# [What is being asked]
Every record must appear in your copy exactly as written, with no pictures.

Items listed in a dataset:
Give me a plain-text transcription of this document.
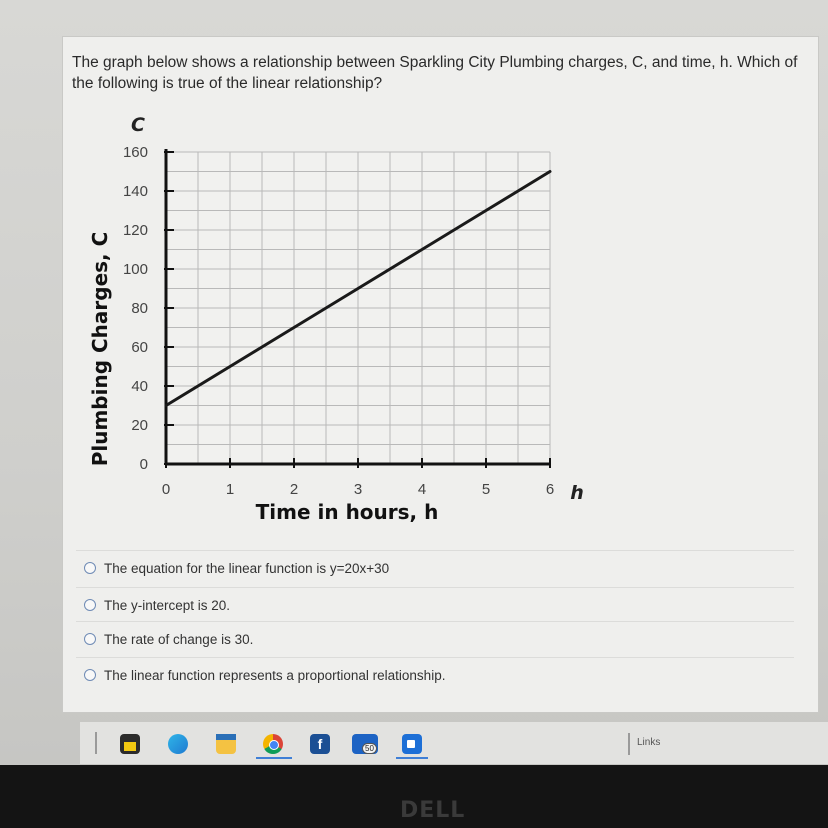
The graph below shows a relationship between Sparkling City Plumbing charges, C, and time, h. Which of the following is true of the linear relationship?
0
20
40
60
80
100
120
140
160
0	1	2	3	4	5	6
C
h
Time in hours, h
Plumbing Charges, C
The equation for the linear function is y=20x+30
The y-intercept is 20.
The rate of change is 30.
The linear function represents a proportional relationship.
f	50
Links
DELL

# [Task response]
Give me a plain-text transcription of this document.
The graph below shows a relationship between Sparkling City Plumbing charges, C, and time, h. Which of the following is true of the linear relationship?
0
20
40
60
80
100
120
140
160
0	1	2	3	4	5	6
C
h
Time in hours, h
Plumbing Charges, C
The equation for the linear function is y=20x+30
The y-intercept is 20.
The rate of change is 30.
The linear function represents a proportional relationship.
f	50
Links
DELL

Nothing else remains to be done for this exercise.